- _SET EXERCISE_
All lines from the one containing "Convert this document image to plain text." through the last line of the listing below are to be copied exactly. Exclude the pictures.
━━━
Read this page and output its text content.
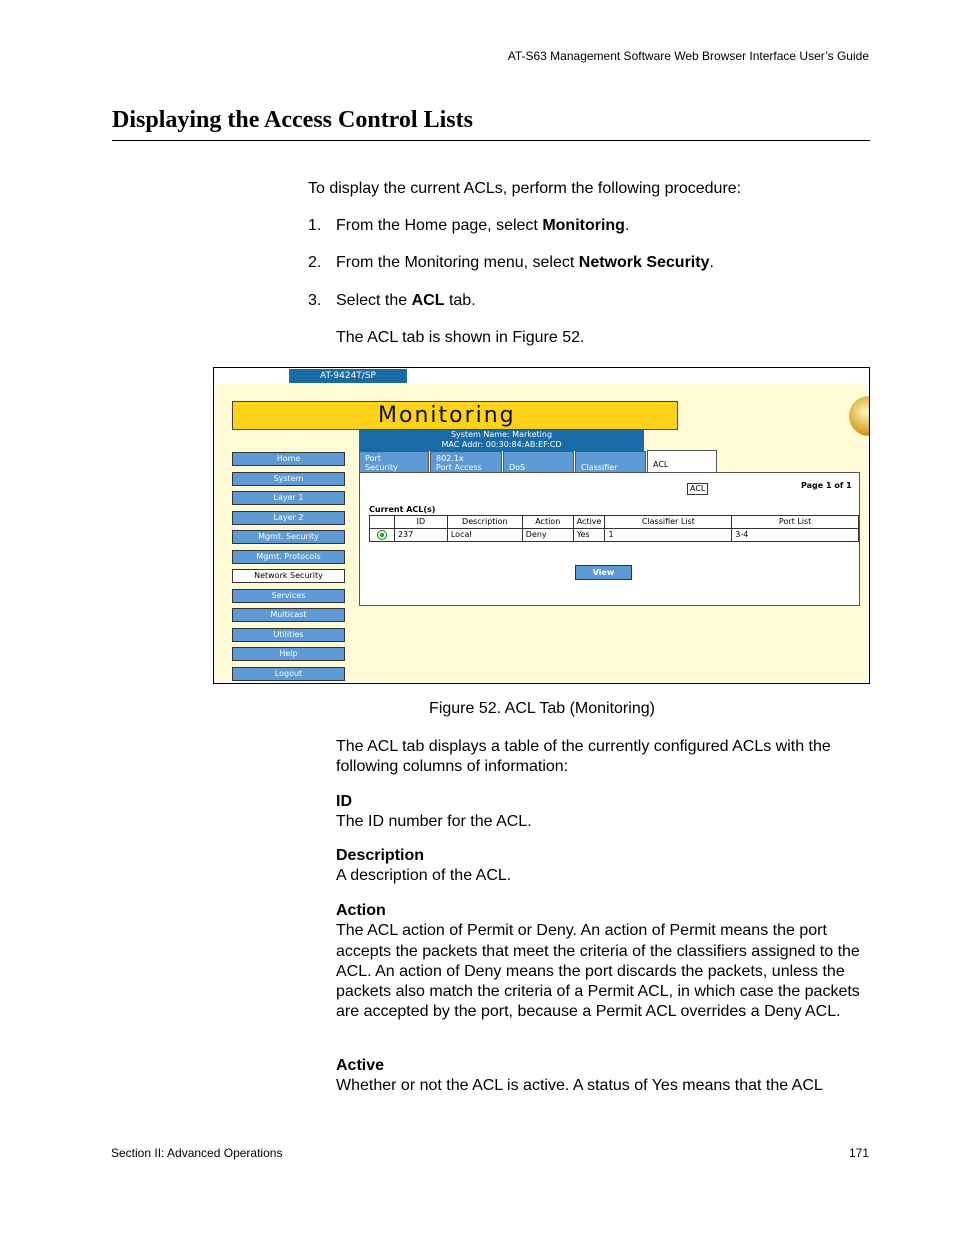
AT-S63 Management Software Web Browser Interface User’s Guide
Displaying the Access Control Lists
To display the current ACLs, perform the following procedure:
1. From the Home page, select Monitoring.
2. From the Monitoring menu, select Network Security.
3. Select the ACL tab.
The ACL tab is shown in Figure 52.
AT-9424T/SP
Monitoring
System Name: Marketing
MAC Addr: 00:30:84:AB:EF:CD
Home
System
Layer 1
Layer 2
Mgmt. Security
Mgmt. Protocols
Network Security
Services
Multicast
Utilities
Help
Logout
Port
Security
802.1x
Port Access	DoS	Classifier	ACL
ACL	Page 1 of 1
Current ACL(s)
	ID	Description	Action	Active	Classifier List	Port List
	237	Local	Deny	Yes	1	3-4
View
Figure 52. ACL Tab (Monitoring)
The ACL tab displays a table of the currently configured ACLs with the following columns of information:
ID
The ID number for the ACL.
Description
A description of the ACL.
Action
The ACL action of Permit or Deny. An action of Permit means the port accepts the packets that meet the criteria of the classifiers assigned to the ACL. An action of Deny means the port discards the packets, unless the packets also match the criteria of a Permit ACL, in which case the packets are accepted by the port, because a Permit ACL overrides a Deny ACL.
Active
Whether or not the ACL is active. A status of Yes means that the ACL
Section II: Advanced Operations	171
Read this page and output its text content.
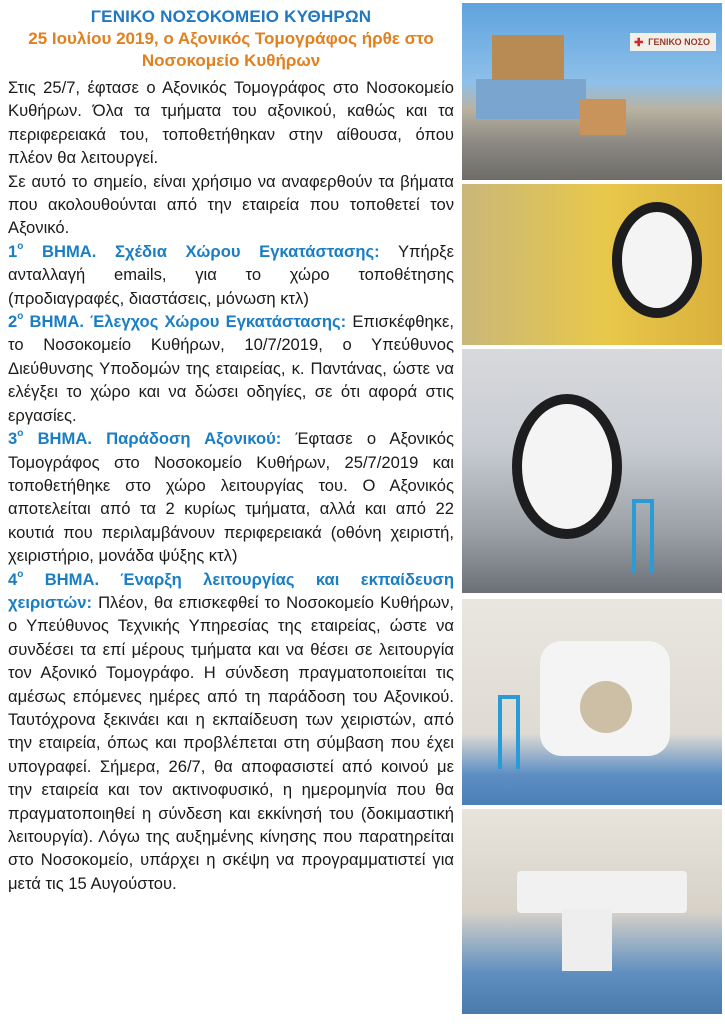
ΓΕΝΙΚΟ ΝΟΣΟΚΟΜΕΙΟ ΚΥΘΗΡΩΝ
25 Ιουλίου 2019, ο Αξονικός Τομογράφος ήρθε στο
Νοσοκομείο Κυθήρων

Στις 25/7, έφτασε ο Αξονικός Τομογράφος στο Νοσοκομείο Κυθήρων. Όλα τα τμήματα του αξονικού, καθώς και τα περιφερειακά του, τοποθετήθηκαν στην αίθουσα, όπου πλέον θα λειτουργεί.

Σε αυτό το σημείο, είναι χρήσιμο να αναφερθούν τα βήματα που ακολουθούνται από την εταιρεία που τοποθετεί τον Αξονικό.

$1^o$ ΒΗΜΑ. Σχέδια Χώρου Εγκατάστασης: Υπήρξε ανταλλαγή emails, για το χώρο τοποθέτησης (προδιαγραφές, διαστάσεις, μόνωση κτλ)

$2^o$ ΒΗΜΑ. Έλεγχος Χώρου Εγκατάστασης: Επισκέφθηκε, το Νοσοκομείο Κυθήρων, 10/7/2019, ο Υπεύθυνος Διεύθυνσης Υποδομών της εταιρείας, κ. Παντάνας, ώστε να ελέγξει το χώρο και να δώσει οδηγίες, σε ότι αφορά στις εργασίες.

$3^o$ ΒΗΜΑ. Παράδοση Αξονικού: Έφτασε ο Αξονικός Τομογράφος στο Νοσοκομείο Κυθήρων, 25/7/2019 και τοποθετήθηκε στο χώρο λειτουργίας του. Ο Αξονικός αποτελείται από τα 2 κυρίως τμήματα, αλλά και από 22 κουτιά που περιλαμβάνουν περιφερειακά (οθόνη χειριστή, χειριστήριο, μονάδα ψύξης κτλ)

$4^o$ ΒΗΜΑ. Έναρξη λειτουργίας και εκπαίδευση χειριστών: Πλέον, θα επισκεφθεί το Νοσοκομείο Κυθήρων, ο Υπεύθυνος Τεχνικής Υπηρεσίας της εταιρείας, ώστε να συνδέσει τα επί μέρους τμήματα και να θέσει σε λειτουργία τον Αξονικό Τομογράφο. Η σύνδεση πραγματοποιείται τις αμέσως επόμενες ημέρες από τη παράδοση του Αξονικού. Ταυτόχρονα ξεκινάει και η εκπαίδευση των χειριστών, από την εταιρεία, όπως και προβλέπεται στη σύμβαση που έχει υπογραφεί. Σήμερα, 26/7, θα αποφασιστεί από κοινού με την εταιρεία και τον ακτινοφυσικό, η ημερομηνία που θα πραγματοποιηθεί η σύνδεση και εκκίνησή του (δοκιμαστική λειτουργία). Λόγω της αυξημένης κίνησης που παρατηρείται στο Νοσοκομείο, υπάρχει η σκέψη να προγραμματιστεί για μετά τις 15 Αυγούστου.

✚ ΓΕΝΙΚΟ ΝΟΣΟ
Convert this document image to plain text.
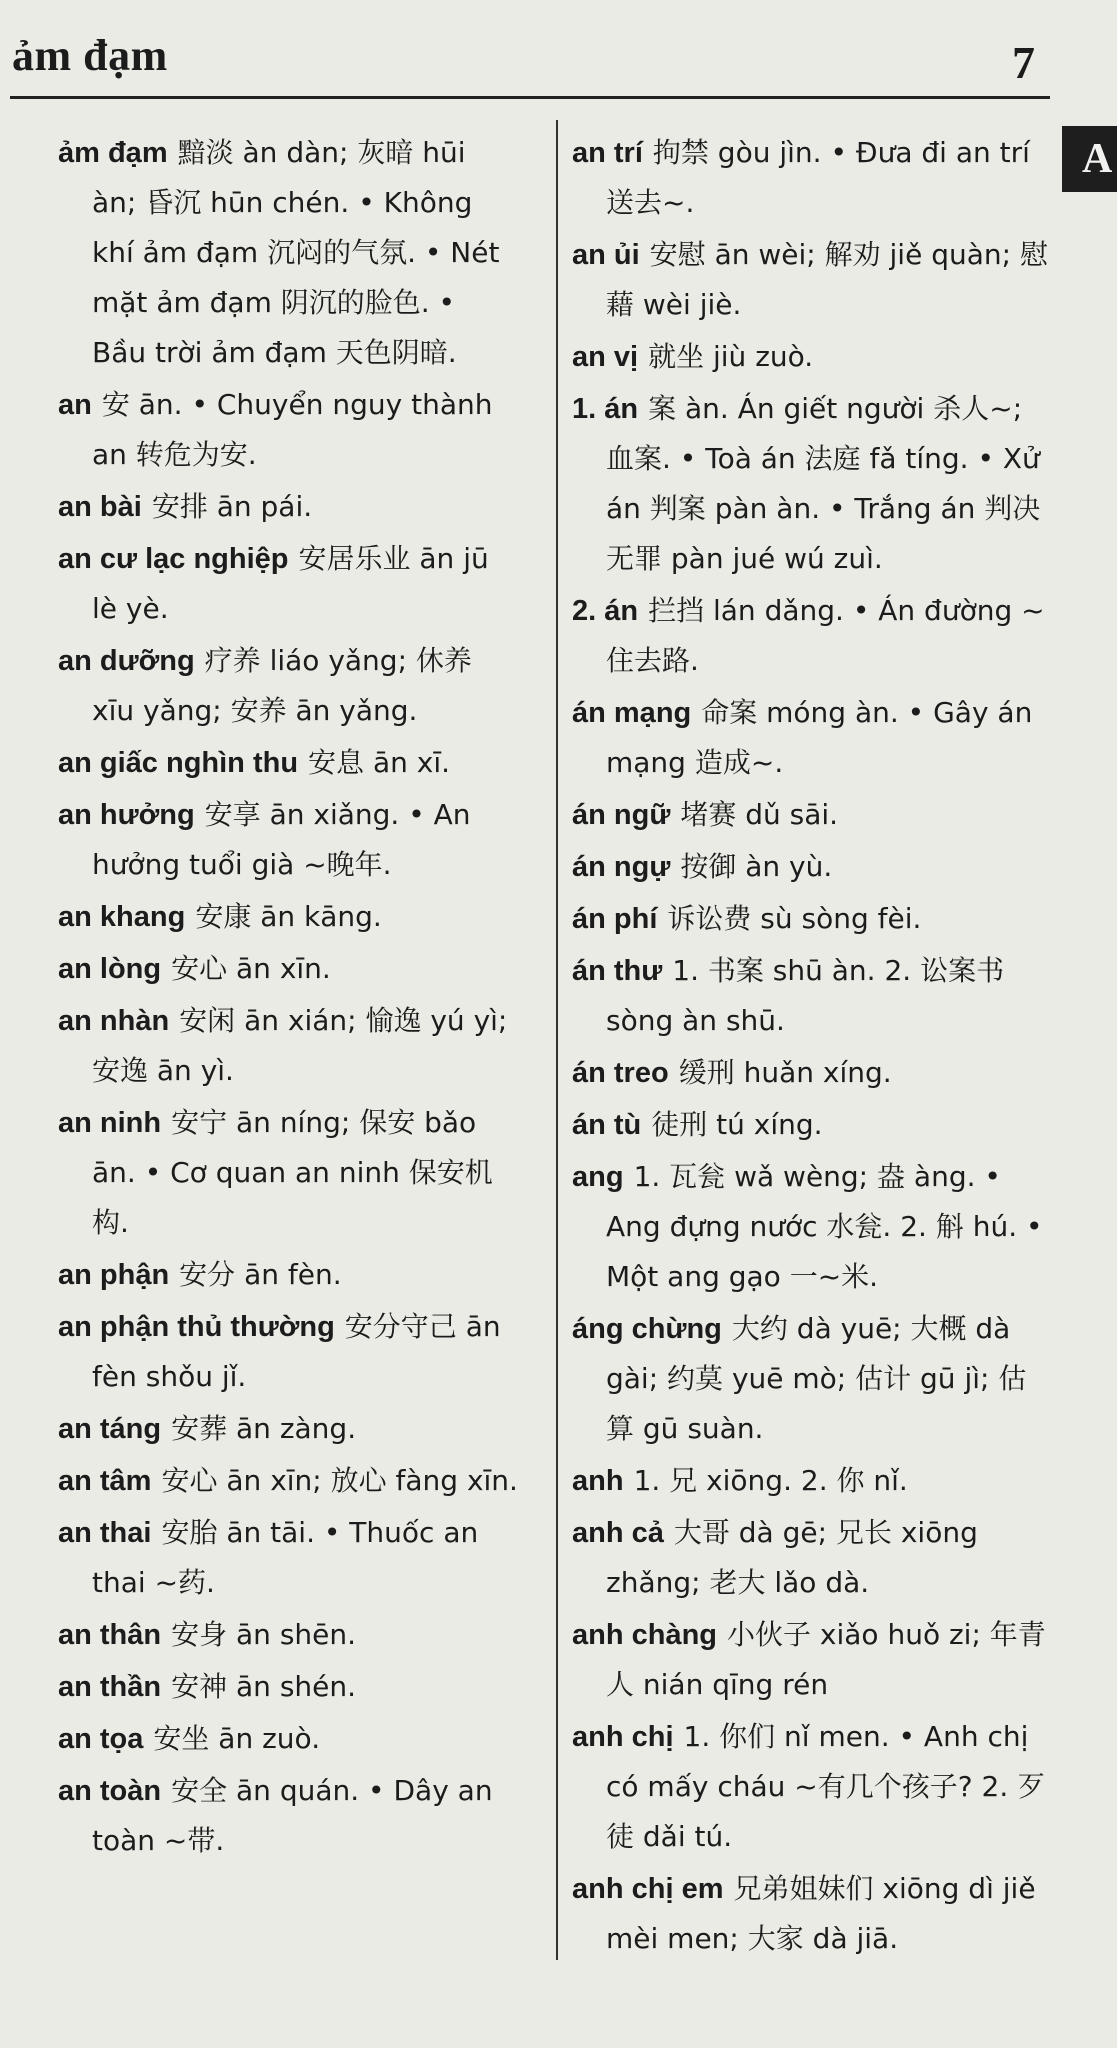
ảm đạm	7
A
ảm đạm 黯淡 àn dàn; 灰暗 hūi àn; 昏沉 hūn chén. • Không khí ảm đạm 沉闷的气氛. • Nét mặt ảm đạm 阴沉的脸色. • Bầu trời ảm đạm 天色阴暗.
an 安 ān. • Chuyển nguy thành an 转危为安.
an bài 安排 ān pái.
an cư lạc nghiệp 安居乐业 ān jū lè yè.
an dưỡng 疗养 liáo yǎng; 休养 xīu yǎng; 安养 ān yǎng.
an giấc nghìn thu 安息 ān xī.
an hưởng 安享 ān xiǎng. • An hưởng tuổi già ~晚年.
an khang 安康 ān kāng.
an lòng 安心 ān xīn.
an nhàn 安闲 ān xián; 愉逸 yú yì; 安逸 ān yì.
an ninh 安宁 ān níng; 保安 bǎo ān. • Cơ quan an ninh 保安机构.
an phận 安分 ān fèn.
an phận thủ thường 安分守己 ān fèn shǒu jǐ.
an táng 安葬 ān zàng.
an tâm 安心 ān xīn; 放心 fàng xīn.
an thai 安胎 ān tāi. • Thuốc an thai ~药.
an thân 安身 ān shēn.
an thần 安神 ān shén.
an tọa 安坐 ān zuò.
an toàn 安全 ān quán. • Dây an toàn ~带.
an trí 拘禁 gòu jìn. • Đưa đi an trí 送去~.
an ủi 安慰 ān wèi; 解劝 jiě quàn; 慰藉 wèi jiè.
an vị 就坐 jiù zuò.
1. án 案 àn. Án giết người 杀人~; 血案. • Toà án 法庭 fǎ tíng. • Xử án 判案 pàn àn. • Trắng án 判决无罪 pàn jué wú zuì.
2. án 拦挡 lán dǎng. • Án đường ~住去路.
án mạng 命案 móng àn. • Gây án mạng 造成~.
án ngữ 堵赛 dǔ sāi.
án ngự 按御 àn yù.
án phí 诉讼费 sù sòng fèi.
án thư 1. 书案 shū àn. 2. 讼案书 sòng àn shū.
án treo 缓刑 huǎn xíng.
án tù 徒刑 tú xíng.
ang 1. 瓦瓮 wǎ wèng; 盎 àng. • Ang đựng nước 水瓮. 2. 斛 hú. • Một ang gạo 一~米.
áng chừng 大约 dà yuē; 大概 dà gài; 约莫 yuē mò; 估计 gū jì; 估算 gū suàn.
anh 1. 兄 xiōng. 2. 你 nǐ.
anh cả 大哥 dà gē; 兄长 xiōng zhǎng; 老大 lǎo dà.
anh chàng 小伙子 xiǎo huǒ zi; 年青人 nián qīng rén
anh chị 1. 你们 nǐ men. • Anh chị có mấy cháu ~有几个孩子? 2. 歹徒 dǎi tú.
anh chị em 兄弟姐妹们 xiōng dì jiě mèi men; 大家 dà jiā.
━━━
- _PROBLEM SOLUTION_
Convert this document image to plain text.
ảm đạm	7
A
ảm đạm 黯淡 àn dàn; 灰暗 hūi àn; 昏沉 hūn chén. • Không khí ảm đạm 沉闷的气氛. • Nét mặt ảm đạm 阴沉的脸色. • Bầu trời ảm đạm 天色阴暗.
an 安 ān. • Chuyển nguy thành an 转危为安.
an bài 安排 ān pái.
an cư lạc nghiệp 安居乐业 ān jū lè yè.
an dưỡng 疗养 liáo yǎng; 休养 xīu yǎng; 安养 ān yǎng.
an giấc nghìn thu 安息 ān xī.
an hưởng 安享 ān xiǎng. • An hưởng tuổi già ~晚年.
an khang 安康 ān kāng.
an lòng 安心 ān xīn.
an nhàn 安闲 ān xián; 愉逸 yú yì; 安逸 ān yì.
an ninh 安宁 ān níng; 保安 bǎo ān. • Cơ quan an ninh 保安机构.
an phận 安分 ān fèn.
an phận thủ thường 安分守己 ān fèn shǒu jǐ.
an táng 安葬 ān zàng.
an tâm 安心 ān xīn; 放心 fàng xīn.
an thai 安胎 ān tāi. • Thuốc an thai ~药.
an thân 安身 ān shēn.
an thần 安神 ān shén.
an tọa 安坐 ān zuò.
an toàn 安全 ān quán. • Dây an toàn ~带.
an trí 拘禁 gòu jìn. • Đưa đi an trí 送去~.
an ủi 安慰 ān wèi; 解劝 jiě quàn; 慰藉 wèi jiè.
an vị 就坐 jiù zuò.
1. án 案 àn. Án giết người 杀人~; 血案. • Toà án 法庭 fǎ tíng. • Xử án 判案 pàn àn. • Trắng án 判决无罪 pàn jué wú zuì.
2. án 拦挡 lán dǎng. • Án đường ~住去路.
án mạng 命案 móng àn. • Gây án mạng 造成~.
án ngữ 堵赛 dǔ sāi.
án ngự 按御 àn yù.
án phí 诉讼费 sù sòng fèi.
án thư 1. 书案 shū àn. 2. 讼案书 sòng àn shū.
án treo 缓刑 huǎn xíng.
án tù 徒刑 tú xíng.
ang 1. 瓦瓮 wǎ wèng; 盎 àng. • Ang đựng nước 水瓮. 2. 斛 hú. • Một ang gạo 一~米.
áng chừng 大约 dà yuē; 大概 dà gài; 约莫 yuē mò; 估计 gū jì; 估算 gū suàn.
anh 1. 兄 xiōng. 2. 你 nǐ.
anh cả 大哥 dà gē; 兄长 xiōng zhǎng; 老大 lǎo dà.
anh chàng 小伙子 xiǎo huǒ zi; 年青人 nián qīng rén
anh chị 1. 你们 nǐ men. • Anh chị có mấy cháu ~有几个孩子? 2. 歹徒 dǎi tú.
anh chị em 兄弟姐妹们 xiōng dì jiě mèi men; 大家 dà jiā.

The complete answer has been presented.